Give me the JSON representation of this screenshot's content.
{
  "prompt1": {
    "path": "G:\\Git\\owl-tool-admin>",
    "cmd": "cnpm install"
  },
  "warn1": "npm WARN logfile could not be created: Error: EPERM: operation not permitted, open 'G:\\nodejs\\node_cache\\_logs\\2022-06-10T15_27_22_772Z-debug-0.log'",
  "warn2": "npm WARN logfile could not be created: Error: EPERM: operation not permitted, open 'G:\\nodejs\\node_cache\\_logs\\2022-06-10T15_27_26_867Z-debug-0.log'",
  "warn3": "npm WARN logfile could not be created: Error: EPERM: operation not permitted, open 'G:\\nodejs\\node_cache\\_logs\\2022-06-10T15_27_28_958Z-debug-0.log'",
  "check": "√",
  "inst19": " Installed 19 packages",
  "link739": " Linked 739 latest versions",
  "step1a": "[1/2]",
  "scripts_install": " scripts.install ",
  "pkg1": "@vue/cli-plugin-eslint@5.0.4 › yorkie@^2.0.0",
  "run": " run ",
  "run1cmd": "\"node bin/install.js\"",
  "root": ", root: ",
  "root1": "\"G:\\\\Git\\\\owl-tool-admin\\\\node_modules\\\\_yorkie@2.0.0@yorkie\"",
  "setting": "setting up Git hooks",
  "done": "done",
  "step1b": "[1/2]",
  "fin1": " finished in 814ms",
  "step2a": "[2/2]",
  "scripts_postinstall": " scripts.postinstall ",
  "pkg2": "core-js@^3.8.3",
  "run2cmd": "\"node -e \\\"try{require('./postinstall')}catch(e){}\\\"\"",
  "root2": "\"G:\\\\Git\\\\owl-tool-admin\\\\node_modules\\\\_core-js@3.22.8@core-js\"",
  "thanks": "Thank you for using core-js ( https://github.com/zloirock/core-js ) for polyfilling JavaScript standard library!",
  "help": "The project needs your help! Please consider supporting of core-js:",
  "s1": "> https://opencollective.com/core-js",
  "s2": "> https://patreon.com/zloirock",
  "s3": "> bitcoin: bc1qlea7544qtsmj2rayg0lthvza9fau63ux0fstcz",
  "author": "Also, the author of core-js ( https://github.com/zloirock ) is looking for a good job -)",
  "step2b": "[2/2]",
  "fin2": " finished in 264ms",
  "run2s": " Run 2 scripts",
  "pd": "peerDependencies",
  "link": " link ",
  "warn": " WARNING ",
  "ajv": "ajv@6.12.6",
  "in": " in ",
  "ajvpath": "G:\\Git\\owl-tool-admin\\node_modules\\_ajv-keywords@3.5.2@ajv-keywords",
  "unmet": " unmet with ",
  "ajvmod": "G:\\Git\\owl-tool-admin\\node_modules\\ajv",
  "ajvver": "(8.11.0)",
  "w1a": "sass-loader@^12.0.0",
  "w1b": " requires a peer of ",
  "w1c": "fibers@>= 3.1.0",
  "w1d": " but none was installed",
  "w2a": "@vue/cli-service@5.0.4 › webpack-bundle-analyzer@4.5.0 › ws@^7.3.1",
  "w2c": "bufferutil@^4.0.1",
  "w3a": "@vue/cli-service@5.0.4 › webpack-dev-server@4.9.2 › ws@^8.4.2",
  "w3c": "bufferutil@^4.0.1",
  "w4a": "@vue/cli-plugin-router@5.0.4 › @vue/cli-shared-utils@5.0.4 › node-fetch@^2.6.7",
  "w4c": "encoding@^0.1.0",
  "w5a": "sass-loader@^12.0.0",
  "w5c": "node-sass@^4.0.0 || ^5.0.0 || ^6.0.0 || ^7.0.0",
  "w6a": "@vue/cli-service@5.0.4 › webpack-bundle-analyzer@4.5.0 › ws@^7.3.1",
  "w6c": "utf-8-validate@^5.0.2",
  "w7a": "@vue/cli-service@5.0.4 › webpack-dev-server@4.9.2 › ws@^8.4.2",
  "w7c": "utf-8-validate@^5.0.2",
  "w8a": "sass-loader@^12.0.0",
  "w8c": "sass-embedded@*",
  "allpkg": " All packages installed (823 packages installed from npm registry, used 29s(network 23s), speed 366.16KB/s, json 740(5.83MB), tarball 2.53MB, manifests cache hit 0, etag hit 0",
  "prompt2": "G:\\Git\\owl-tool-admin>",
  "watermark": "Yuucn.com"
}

———

Task details:
Copy the entries above exactly, leaving none out.

Written solution:
Give me the JSON representation of this screenshot's content.
{
  "prompt1": {
    "path": "G:\\Git\\owl-tool-admin>",
    "cmd": "cnpm install"
  },
  "warn1": "npm WARN logfile could not be created: Error: EPERM: operation not permitted, open 'G:\\nodejs\\node_cache\\_logs\\2022-06-10T15_27_22_772Z-debug-0.log'",
  "warn2": "npm WARN logfile could not be created: Error: EPERM: operation not permitted, open 'G:\\nodejs\\node_cache\\_logs\\2022-06-10T15_27_26_867Z-debug-0.log'",
  "warn3": "npm WARN logfile could not be created: Error: EPERM: operation not permitted, open 'G:\\nodejs\\node_cache\\_logs\\2022-06-10T15_27_28_958Z-debug-0.log'",
  "check": "√",
  "inst19": " Installed 19 packages",
  "link739": " Linked 739 latest versions",
  "step1a": "[1/2]",
  "scripts_install": " scripts.install ",
  "pkg1": "@vue/cli-plugin-eslint@5.0.4 › yorkie@^2.0.0",
  "run": " run ",
  "run1cmd": "\"node bin/install.js\"",
  "root": ", root: ",
  "root1": "\"G:\\\\Git\\\\owl-tool-admin\\\\node_modules\\\\_yorkie@2.0.0@yorkie\"",
  "setting": "setting up Git hooks",
  "done": "done",
  "step1b": "[1/2]",
  "fin1": " finished in 814ms",
  "step2a": "[2/2]",
  "scripts_postinstall": " scripts.postinstall ",
  "pkg2": "core-js@^3.8.3",
  "run2cmd": "\"node -e \\\"try{require('./postinstall')}catch(e){}\\\"\"",
  "root2": "\"G:\\\\Git\\\\owl-tool-admin\\\\node_modules\\\\_core-js@3.22.8@core-js\"",
  "thanks": "Thank you for using core-js ( https://github.com/zloirock/core-js ) for polyfilling JavaScript standard library!",
  "help": "The project needs your help! Please consider supporting of core-js:",
  "s1": "> https://opencollective.com/core-js",
  "s2": "> https://patreon.com/zloirock",
  "s3": "> bitcoin: bc1qlea7544qtsmj2rayg0lthvza9fau63ux0fstcz",
  "author": "Also, the author of core-js ( https://github.com/zloirock ) is looking for a good job -)",
  "step2b": "[2/2]",
  "fin2": " finished in 264ms",
  "run2s": " Run 2 scripts",
  "pd": "peerDependencies",
  "link": " link ",
  "warn": " WARNING ",
  "ajv": "ajv@6.12.6",
  "in": " in ",
  "ajvpath": "G:\\Git\\owl-tool-admin\\node_modules\\_ajv-keywords@3.5.2@ajv-keywords",
  "unmet": " unmet with ",
  "ajvmod": "G:\\Git\\owl-tool-admin\\node_modules\\ajv",
  "ajvver": "(8.11.0)",
  "w1a": "sass-loader@^12.0.0",
  "w1b": " requires a peer of ",
  "w1c": "fibers@>= 3.1.0",
  "w1d": " but none was installed",
  "w2a": "@vue/cli-service@5.0.4 › webpack-bundle-analyzer@4.5.0 › ws@^7.3.1",
  "w2c": "bufferutil@^4.0.1",
  "w3a": "@vue/cli-service@5.0.4 › webpack-dev-server@4.9.2 › ws@^8.4.2",
  "w3c": "bufferutil@^4.0.1",
  "w4a": "@vue/cli-plugin-router@5.0.4 › @vue/cli-shared-utils@5.0.4 › node-fetch@^2.6.7",
  "w4c": "encoding@^0.1.0",
  "w5a": "sass-loader@^12.0.0",
  "w5c": "node-sass@^4.0.0 || ^5.0.0 || ^6.0.0 || ^7.0.0",
  "w6a": "@vue/cli-service@5.0.4 › webpack-bundle-analyzer@4.5.0 › ws@^7.3.1",
  "w6c": "utf-8-validate@^5.0.2",
  "w7a": "@vue/cli-service@5.0.4 › webpack-dev-server@4.9.2 › ws@^8.4.2",
  "w7c": "utf-8-validate@^5.0.2",
  "w8a": "sass-loader@^12.0.0",
  "w8c": "sass-embedded@*",
  "allpkg": " All packages installed (823 packages installed from npm registry, used 29s(network 23s), speed 366.16KB/s, json 740(5.83MB), tarball 2.53MB, manifests cache hit 0, etag hit 0",
  "prompt2": "G:\\Git\\owl-tool-admin>",
  "watermark": "Yuucn.com"
}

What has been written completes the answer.